> PROBLEM TO SOLVE
Exactly as written, print each record in the listing.

Collected data
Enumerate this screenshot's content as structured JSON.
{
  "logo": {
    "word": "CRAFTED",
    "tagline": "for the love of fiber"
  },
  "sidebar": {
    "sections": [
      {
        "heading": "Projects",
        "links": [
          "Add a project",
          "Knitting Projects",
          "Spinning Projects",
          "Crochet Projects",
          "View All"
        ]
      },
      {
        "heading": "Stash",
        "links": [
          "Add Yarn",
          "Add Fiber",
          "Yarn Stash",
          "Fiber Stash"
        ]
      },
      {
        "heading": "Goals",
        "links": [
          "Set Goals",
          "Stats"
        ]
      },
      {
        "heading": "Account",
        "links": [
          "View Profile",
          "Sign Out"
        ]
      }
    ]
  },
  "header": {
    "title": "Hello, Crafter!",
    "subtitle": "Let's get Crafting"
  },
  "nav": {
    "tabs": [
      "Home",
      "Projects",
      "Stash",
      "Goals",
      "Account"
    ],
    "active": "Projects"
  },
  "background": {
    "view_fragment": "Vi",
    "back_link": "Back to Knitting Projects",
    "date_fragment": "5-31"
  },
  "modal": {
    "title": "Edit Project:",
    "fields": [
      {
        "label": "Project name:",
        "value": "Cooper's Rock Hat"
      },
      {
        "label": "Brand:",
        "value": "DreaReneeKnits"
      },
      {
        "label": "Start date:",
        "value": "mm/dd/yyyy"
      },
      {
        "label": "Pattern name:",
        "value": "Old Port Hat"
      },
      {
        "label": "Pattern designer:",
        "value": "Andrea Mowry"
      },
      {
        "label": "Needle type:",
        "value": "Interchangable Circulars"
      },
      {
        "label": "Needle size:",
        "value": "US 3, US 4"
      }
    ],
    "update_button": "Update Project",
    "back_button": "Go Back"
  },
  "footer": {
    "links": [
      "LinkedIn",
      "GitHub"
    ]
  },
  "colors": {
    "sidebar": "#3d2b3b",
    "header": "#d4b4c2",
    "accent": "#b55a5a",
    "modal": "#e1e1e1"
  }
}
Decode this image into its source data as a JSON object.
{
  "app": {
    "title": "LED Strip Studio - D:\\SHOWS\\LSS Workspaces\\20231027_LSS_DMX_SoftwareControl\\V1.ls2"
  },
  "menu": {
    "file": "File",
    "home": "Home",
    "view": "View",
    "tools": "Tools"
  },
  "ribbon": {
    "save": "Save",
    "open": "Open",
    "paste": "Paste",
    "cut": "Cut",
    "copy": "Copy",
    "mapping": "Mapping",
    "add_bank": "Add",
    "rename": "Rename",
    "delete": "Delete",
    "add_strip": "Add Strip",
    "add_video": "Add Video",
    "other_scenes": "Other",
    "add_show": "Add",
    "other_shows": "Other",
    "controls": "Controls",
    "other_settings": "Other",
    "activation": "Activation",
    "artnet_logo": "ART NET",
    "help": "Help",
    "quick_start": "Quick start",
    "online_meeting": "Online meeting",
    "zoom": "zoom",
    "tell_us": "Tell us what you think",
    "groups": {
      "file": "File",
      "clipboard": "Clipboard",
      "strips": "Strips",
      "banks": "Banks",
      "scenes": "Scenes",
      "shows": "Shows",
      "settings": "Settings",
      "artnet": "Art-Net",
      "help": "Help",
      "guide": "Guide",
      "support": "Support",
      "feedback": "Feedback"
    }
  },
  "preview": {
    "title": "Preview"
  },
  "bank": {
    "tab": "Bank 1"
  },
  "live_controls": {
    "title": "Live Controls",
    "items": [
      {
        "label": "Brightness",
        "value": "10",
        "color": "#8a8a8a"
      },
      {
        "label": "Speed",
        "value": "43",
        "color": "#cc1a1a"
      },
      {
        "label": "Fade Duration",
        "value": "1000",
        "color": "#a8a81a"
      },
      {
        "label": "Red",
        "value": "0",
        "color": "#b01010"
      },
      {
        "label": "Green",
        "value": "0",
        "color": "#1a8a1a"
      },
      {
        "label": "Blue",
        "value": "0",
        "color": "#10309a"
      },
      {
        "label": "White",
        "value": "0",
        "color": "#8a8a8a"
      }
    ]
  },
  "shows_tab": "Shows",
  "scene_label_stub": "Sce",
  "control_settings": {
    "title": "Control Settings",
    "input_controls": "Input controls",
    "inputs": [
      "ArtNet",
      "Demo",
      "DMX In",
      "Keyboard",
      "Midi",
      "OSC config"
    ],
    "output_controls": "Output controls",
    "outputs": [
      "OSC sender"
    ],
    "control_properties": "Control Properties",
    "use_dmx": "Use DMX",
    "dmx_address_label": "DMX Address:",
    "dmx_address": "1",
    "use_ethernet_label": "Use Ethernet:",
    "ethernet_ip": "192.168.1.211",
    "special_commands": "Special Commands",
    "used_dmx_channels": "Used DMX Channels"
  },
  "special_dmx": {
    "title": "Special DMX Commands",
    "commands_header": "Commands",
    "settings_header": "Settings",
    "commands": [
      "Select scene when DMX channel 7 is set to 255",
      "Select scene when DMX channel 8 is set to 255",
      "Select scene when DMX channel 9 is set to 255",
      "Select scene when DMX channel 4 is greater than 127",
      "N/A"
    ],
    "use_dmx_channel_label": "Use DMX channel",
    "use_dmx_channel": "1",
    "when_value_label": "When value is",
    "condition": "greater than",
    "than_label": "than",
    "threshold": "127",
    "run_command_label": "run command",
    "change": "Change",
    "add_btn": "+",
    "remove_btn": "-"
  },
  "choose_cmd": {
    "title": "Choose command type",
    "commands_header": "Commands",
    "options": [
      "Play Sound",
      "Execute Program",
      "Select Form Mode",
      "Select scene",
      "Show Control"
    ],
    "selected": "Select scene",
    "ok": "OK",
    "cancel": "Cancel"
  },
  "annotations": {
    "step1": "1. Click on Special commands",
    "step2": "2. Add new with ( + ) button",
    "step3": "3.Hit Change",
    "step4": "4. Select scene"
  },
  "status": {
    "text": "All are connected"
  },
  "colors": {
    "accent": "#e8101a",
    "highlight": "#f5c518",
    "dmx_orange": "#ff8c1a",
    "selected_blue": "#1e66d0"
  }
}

> ANSWER TO THIS TASK
Enumerate this screenshot's content as structured JSON.
{
  "logo": {
    "word": "CRAFTED",
    "tagline": "for the love of fiber"
  },
  "sidebar": {
    "sections": [
      {
        "heading": "Projects",
        "links": [
          "Add a project",
          "Knitting Projects",
          "Spinning Projects",
          "Crochet Projects",
          "View All"
        ]
      },
      {
        "heading": "Stash",
        "links": [
          "Add Yarn",
          "Add Fiber",
          "Yarn Stash",
          "Fiber Stash"
        ]
      },
      {
        "heading": "Goals",
        "links": [
          "Set Goals",
          "Stats"
        ]
      },
      {
        "heading": "Account",
        "links": [
          "View Profile",
          "Sign Out"
        ]
      }
    ]
  },
  "header": {
    "title": "Hello, Crafter!",
    "subtitle": "Let's get Crafting"
  },
  "nav": {
    "tabs": [
      "Home",
      "Projects",
      "Stash",
      "Goals",
      "Account"
    ],
    "active": "Projects"
  },
  "background": {
    "view_fragment": "Vi",
    "back_link": "Back to Knitting Projects",
    "date_fragment": "5-31"
  },
  "modal": {
    "title": "Edit Project:",
    "fields": [
      {
        "label": "Project name:",
        "value": "Cooper's Rock Hat"
      },
      {
        "label": "Brand:",
        "value": "DreaReneeKnits"
      },
      {
        "label": "Start date:",
        "value": "mm/dd/yyyy"
      },
      {
        "label": "Pattern name:",
        "value": "Old Port Hat"
      },
      {
        "label": "Pattern designer:",
        "value": "Andrea Mowry"
      },
      {
        "label": "Needle type:",
        "value": "Interchangable Circulars"
      },
      {
        "label": "Needle size:",
        "value": "US 3, US 4"
      }
    ],
    "update_button": "Update Project",
    "back_button": "Go Back"
  },
  "footer": {
    "links": [
      "LinkedIn",
      "GitHub"
    ]
  },
  "colors": {
    "sidebar": "#3d2b3b",
    "header": "#d4b4c2",
    "accent": "#b55a5a",
    "modal": "#e1e1e1"
  }
}
Decode this image into its source data as a JSON object.
{
  "app": {
    "title": "LED Strip Studio - D:\\SHOWS\\LSS Workspaces\\20231027_LSS_DMX_SoftwareControl\\V1.ls2"
  },
  "menu": {
    "file": "File",
    "home": "Home",
    "view": "View",
    "tools": "Tools"
  },
  "ribbon": {
    "save": "Save",
    "open": "Open",
    "paste": "Paste",
    "cut": "Cut",
    "copy": "Copy",
    "mapping": "Mapping",
    "add_bank": "Add",
    "rename": "Rename",
    "delete": "Delete",
    "add_strip": "Add Strip",
    "add_video": "Add Video",
    "other_scenes": "Other",
    "add_show": "Add",
    "other_shows": "Other",
    "controls": "Controls",
    "other_settings": "Other",
    "activation": "Activation",
    "artnet_logo": "ART NET",
    "help": "Help",
    "quick_start": "Quick start",
    "online_meeting": "Online meeting",
    "zoom": "zoom",
    "tell_us": "Tell us what you think",
    "groups": {
      "file": "File",
      "clipboard": "Clipboard",
      "strips": "Strips",
      "banks": "Banks",
      "scenes": "Scenes",
      "shows": "Shows",
      "settings": "Settings",
      "artnet": "Art-Net",
      "help": "Help",
      "guide": "Guide",
      "support": "Support",
      "feedback": "Feedback"
    }
  },
  "preview": {
    "title": "Preview"
  },
  "bank": {
    "tab": "Bank 1"
  },
  "live_controls": {
    "title": "Live Controls",
    "items": [
      {
        "label": "Brightness",
        "value": "10",
        "color": "#8a8a8a"
      },
      {
        "label": "Speed",
        "value": "43",
        "color": "#cc1a1a"
      },
      {
        "label": "Fade Duration",
        "value": "1000",
        "color": "#a8a81a"
      },
      {
        "label": "Red",
        "value": "0",
        "color": "#b01010"
      },
      {
        "label": "Green",
        "value": "0",
        "color": "#1a8a1a"
      },
      {
        "label": "Blue",
        "value": "0",
        "color": "#10309a"
      },
      {
        "label": "White",
        "value": "0",
        "color": "#8a8a8a"
      }
    ]
  },
  "shows_tab": "Shows",
  "scene_label_stub": "Sce",
  "control_settings": {
    "title": "Control Settings",
    "input_controls": "Input controls",
    "inputs": [
      "ArtNet",
      "Demo",
      "DMX In",
      "Keyboard",
      "Midi",
      "OSC config"
    ],
    "output_controls": "Output controls",
    "outputs": [
      "OSC sender"
    ],
    "control_properties": "Control Properties",
    "use_dmx": "Use DMX",
    "dmx_address_label": "DMX Address:",
    "dmx_address": "1",
    "use_ethernet_label": "Use Ethernet:",
    "ethernet_ip": "192.168.1.211",
    "special_commands": "Special Commands",
    "used_dmx_channels": "Used DMX Channels"
  },
  "special_dmx": {
    "title": "Special DMX Commands",
    "commands_header": "Commands",
    "settings_header": "Settings",
    "commands": [
      "Select scene when DMX channel 7 is set to 255",
      "Select scene when DMX channel 8 is set to 255",
      "Select scene when DMX channel 9 is set to 255",
      "Select scene when DMX channel 4 is greater than 127",
      "N/A"
    ],
    "use_dmx_channel_label": "Use DMX channel",
    "use_dmx_channel": "1",
    "when_value_label": "When value is",
    "condition": "greater than",
    "than_label": "than",
    "threshold": "127",
    "run_command_label": "run command",
    "change": "Change",
    "add_btn": "+",
    "remove_btn": "-"
  },
  "choose_cmd": {
    "title": "Choose command type",
    "commands_header": "Commands",
    "options": [
      "Play Sound",
      "Execute Program",
      "Select Form Mode",
      "Select scene",
      "Show Control"
    ],
    "selected": "Select scene",
    "ok": "OK",
    "cancel": "Cancel"
  },
  "annotations": {
    "step1": "1. Click on Special commands",
    "step2": "2. Add new with ( + ) button",
    "step3": "3.Hit Change",
    "step4": "4. Select scene"
  },
  "status": {
    "text": "All are connected"
  },
  "colors": {
    "accent": "#e8101a",
    "highlight": "#f5c518",
    "dmx_orange": "#ff8c1a",
    "selected_blue": "#1e66d0"
  }
}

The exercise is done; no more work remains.